In the following material, identify every line holding the string "Bank" and return it.
--- begin ---
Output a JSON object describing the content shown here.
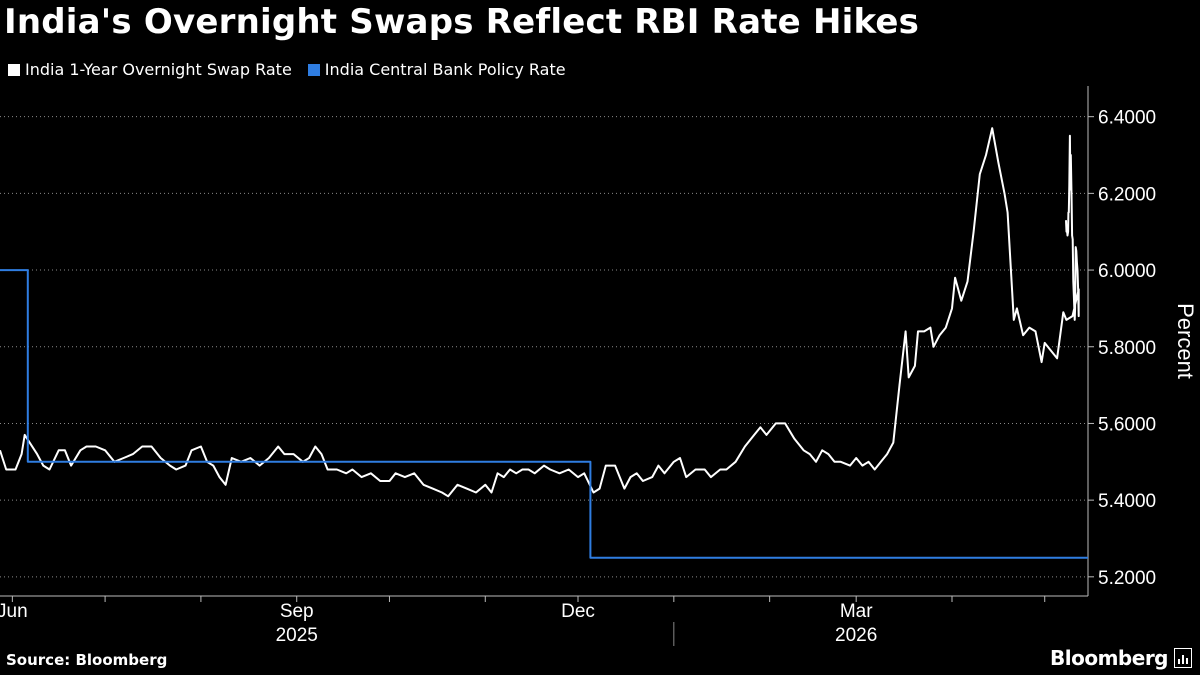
{
  "title": "India's Overnight Swaps Reflect RBI Rate Hikes",
  "legend": [
    {
      "label": "India 1-Year Overnight Swap Rate",
      "color": "#ffffff"
    },
    {
      "label": "India Central Bank Policy Rate",
      "color": "#2f7de1"
    }
  ],
  "footer": {
    "source": "Source: Bloomberg",
    "brand": "Bloomberg"
  },
  "chart_data": {
    "type": "line",
    "ylabel": "Percent",
    "ylim": [
      5.15,
      6.48
    ],
    "yticks": [
      5.2,
      5.4,
      5.6,
      5.8,
      6.0,
      6.2,
      6.4
    ],
    "ytick_labels": [
      "5.2000",
      "5.4000",
      "5.6000",
      "5.8000",
      "6.0000",
      "6.2000",
      "6.4000"
    ],
    "xlim": [
      "2025-05-28",
      "2026-05-15"
    ],
    "month_ticks": [
      "2025-06-01",
      "2025-07-01",
      "2025-08-01",
      "2025-09-01",
      "2025-10-01",
      "2025-11-01",
      "2025-12-01",
      "2026-01-01",
      "2026-02-01",
      "2026-03-01",
      "2026-04-01",
      "2026-05-01"
    ],
    "x_labels": [
      {
        "text": "Jun",
        "date": "2025-06-01"
      },
      {
        "text": "Sep",
        "date": "2025-09-01"
      },
      {
        "text": "Dec",
        "date": "2025-12-01"
      },
      {
        "text": "Mar",
        "date": "2026-03-01"
      }
    ],
    "year_labels": [
      {
        "text": "2025",
        "date": "2025-09-01"
      },
      {
        "text": "2026",
        "date": "2026-03-01"
      }
    ],
    "year_separator": "2026-01-01",
    "grid": "horizontal dotted",
    "legend_position": "top-left",
    "series": [
      {
        "name": "India 1-Year Overnight Swap Rate",
        "color": "#ffffff",
        "points": [
          [
            "2025-05-28",
            5.53
          ],
          [
            "2025-05-30",
            5.48
          ],
          [
            "2025-06-02",
            5.48
          ],
          [
            "2025-06-04",
            5.52
          ],
          [
            "2025-06-05",
            5.57
          ],
          [
            "2025-06-09",
            5.52
          ],
          [
            "2025-06-11",
            5.49
          ],
          [
            "2025-06-13",
            5.48
          ],
          [
            "2025-06-16",
            5.53
          ],
          [
            "2025-06-18",
            5.53
          ],
          [
            "2025-06-20",
            5.49
          ],
          [
            "2025-06-23",
            5.53
          ],
          [
            "2025-06-25",
            5.54
          ],
          [
            "2025-06-28",
            5.54
          ],
          [
            "2025-07-01",
            5.53
          ],
          [
            "2025-07-04",
            5.5
          ],
          [
            "2025-07-07",
            5.51
          ],
          [
            "2025-07-10",
            5.52
          ],
          [
            "2025-07-13",
            5.54
          ],
          [
            "2025-07-16",
            5.54
          ],
          [
            "2025-07-19",
            5.51
          ],
          [
            "2025-07-22",
            5.49
          ],
          [
            "2025-07-24",
            5.48
          ],
          [
            "2025-07-27",
            5.49
          ],
          [
            "2025-07-29",
            5.53
          ],
          [
            "2025-08-01",
            5.54
          ],
          [
            "2025-08-03",
            5.5
          ],
          [
            "2025-08-05",
            5.49
          ],
          [
            "2025-08-07",
            5.46
          ],
          [
            "2025-08-09",
            5.44
          ],
          [
            "2025-08-11",
            5.51
          ],
          [
            "2025-08-14",
            5.5
          ],
          [
            "2025-08-17",
            5.51
          ],
          [
            "2025-08-20",
            5.49
          ],
          [
            "2025-08-23",
            5.51
          ],
          [
            "2025-08-26",
            5.54
          ],
          [
            "2025-08-28",
            5.52
          ],
          [
            "2025-08-31",
            5.52
          ],
          [
            "2025-09-03",
            5.5
          ],
          [
            "2025-09-05",
            5.51
          ],
          [
            "2025-09-07",
            5.54
          ],
          [
            "2025-09-09",
            5.52
          ],
          [
            "2025-09-11",
            5.48
          ],
          [
            "2025-09-14",
            5.48
          ],
          [
            "2025-09-17",
            5.47
          ],
          [
            "2025-09-19",
            5.48
          ],
          [
            "2025-09-22",
            5.46
          ],
          [
            "2025-09-25",
            5.47
          ],
          [
            "2025-09-28",
            5.45
          ],
          [
            "2025-10-01",
            5.45
          ],
          [
            "2025-10-03",
            5.47
          ],
          [
            "2025-10-06",
            5.46
          ],
          [
            "2025-10-09",
            5.47
          ],
          [
            "2025-10-12",
            5.44
          ],
          [
            "2025-10-15",
            5.43
          ],
          [
            "2025-10-18",
            5.42
          ],
          [
            "2025-10-20",
            5.41
          ],
          [
            "2025-10-23",
            5.44
          ],
          [
            "2025-10-26",
            5.43
          ],
          [
            "2025-10-29",
            5.42
          ],
          [
            "2025-11-01",
            5.44
          ],
          [
            "2025-11-03",
            5.42
          ],
          [
            "2025-11-05",
            5.47
          ],
          [
            "2025-11-07",
            5.46
          ],
          [
            "2025-11-09",
            5.48
          ],
          [
            "2025-11-11",
            5.47
          ],
          [
            "2025-11-13",
            5.48
          ],
          [
            "2025-11-15",
            5.48
          ],
          [
            "2025-11-17",
            5.47
          ],
          [
            "2025-11-20",
            5.49
          ],
          [
            "2025-11-22",
            5.48
          ],
          [
            "2025-11-25",
            5.47
          ],
          [
            "2025-11-28",
            5.48
          ],
          [
            "2025-12-01",
            5.46
          ],
          [
            "2025-12-03",
            5.47
          ],
          [
            "2025-12-06",
            5.42
          ],
          [
            "2025-12-08",
            5.43
          ],
          [
            "2025-12-10",
            5.49
          ],
          [
            "2025-12-13",
            5.49
          ],
          [
            "2025-12-16",
            5.43
          ],
          [
            "2025-12-18",
            5.46
          ],
          [
            "2025-12-20",
            5.47
          ],
          [
            "2025-12-22",
            5.45
          ],
          [
            "2025-12-25",
            5.46
          ],
          [
            "2025-12-27",
            5.49
          ],
          [
            "2025-12-29",
            5.47
          ],
          [
            "2026-01-01",
            5.5
          ],
          [
            "2026-01-03",
            5.51
          ],
          [
            "2026-01-05",
            5.46
          ],
          [
            "2026-01-08",
            5.48
          ],
          [
            "2026-01-11",
            5.48
          ],
          [
            "2026-01-13",
            5.46
          ],
          [
            "2026-01-16",
            5.48
          ],
          [
            "2026-01-18",
            5.48
          ],
          [
            "2026-01-21",
            5.5
          ],
          [
            "2026-01-24",
            5.54
          ],
          [
            "2026-01-27",
            5.57
          ],
          [
            "2026-01-29",
            5.59
          ],
          [
            "2026-01-31",
            5.57
          ],
          [
            "2026-02-03",
            5.6
          ],
          [
            "2026-02-06",
            5.6
          ],
          [
            "2026-02-09",
            5.56
          ],
          [
            "2026-02-12",
            5.53
          ],
          [
            "2026-02-14",
            5.52
          ],
          [
            "2026-02-16",
            5.5
          ],
          [
            "2026-02-18",
            5.53
          ],
          [
            "2026-02-20",
            5.52
          ],
          [
            "2026-02-22",
            5.5
          ],
          [
            "2026-02-24",
            5.5
          ],
          [
            "2026-02-27",
            5.49
          ],
          [
            "2026-03-01",
            5.51
          ],
          [
            "2026-03-03",
            5.49
          ],
          [
            "2026-03-05",
            5.5
          ],
          [
            "2026-03-07",
            5.48
          ],
          [
            "2026-03-09",
            5.5
          ],
          [
            "2026-03-11",
            5.52
          ],
          [
            "2026-03-13",
            5.55
          ],
          [
            "2026-03-15",
            5.7
          ],
          [
            "2026-03-17",
            5.84
          ],
          [
            "2026-03-18",
            5.72
          ],
          [
            "2026-03-20",
            5.75
          ],
          [
            "2026-03-21",
            5.84
          ],
          [
            "2026-03-23",
            5.84
          ],
          [
            "2026-03-25",
            5.85
          ],
          [
            "2026-03-26",
            5.8
          ],
          [
            "2026-03-28",
            5.83
          ],
          [
            "2026-03-30",
            5.85
          ],
          [
            "2026-04-01",
            5.9
          ],
          [
            "2026-04-02",
            5.98
          ],
          [
            "2026-04-04",
            5.92
          ],
          [
            "2026-04-06",
            5.97
          ],
          [
            "2026-04-08",
            6.1
          ],
          [
            "2026-04-10",
            6.25
          ],
          [
            "2026-04-12",
            6.3
          ],
          [
            "2026-04-14",
            6.37
          ],
          [
            "2026-04-16",
            6.28
          ],
          [
            "2026-04-18",
            6.2
          ],
          [
            "2026-04-19",
            6.15
          ],
          [
            "2026-04-21",
            5.87
          ],
          [
            "2026-04-22",
            5.9
          ],
          [
            "2026-04-24",
            5.83
          ],
          [
            "2026-04-26",
            5.85
          ],
          [
            "2026-04-28",
            5.84
          ],
          [
            "2026-04-30",
            5.76
          ],
          [
            "2026-05-01",
            5.81
          ],
          [
            "2026-05-03",
            5.79
          ],
          [
            "2026-05-05",
            5.77
          ],
          [
            "2026-05-07",
            5.89
          ],
          [
            "2026-05-08",
            5.87
          ],
          [
            "2026-05-10",
            5.88
          ],
          [
            "2026-05-12",
            5.95
          ]
        ],
        "tail_points": [
          [
            1.0,
            5.88
          ],
          [
            1.01,
            5.95
          ],
          [
            1.02,
            6.0
          ],
          [
            1.03,
            6.02
          ],
          [
            1.04,
            6.05
          ],
          [
            1.05,
            6.06
          ],
          [
            1.06,
            5.9
          ],
          [
            1.066,
            5.87
          ],
          [
            1.08,
            5.93
          ],
          [
            1.09,
            5.97
          ],
          [
            1.1,
            6.08
          ],
          [
            1.11,
            6.09
          ],
          [
            1.12,
            6.2
          ],
          [
            1.13,
            6.3
          ],
          [
            1.138,
            6.21
          ],
          [
            1.146,
            6.35
          ],
          [
            1.156,
            6.22
          ],
          [
            1.164,
            6.15
          ],
          [
            1.17,
            6.15
          ],
          [
            1.176,
            6.1
          ],
          [
            1.186,
            6.09
          ],
          [
            1.196,
            6.11
          ],
          [
            1.202,
            6.1
          ],
          [
            1.21,
            6.13
          ]
        ]
      },
      {
        "name": "India Central Bank Policy Rate",
        "color": "#2f7de1",
        "step": true,
        "points": [
          [
            "2025-05-28",
            6.0
          ],
          [
            "2025-06-06",
            5.5
          ],
          [
            "2025-12-05",
            5.25
          ],
          [
            "2026-05-15",
            5.25
          ]
        ]
      }
    ]
  }
}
--- end ---
- [Solution to the problem]
      "label": "India Central Bank Policy Rate",
        "name": "India Central Bank Policy Rate",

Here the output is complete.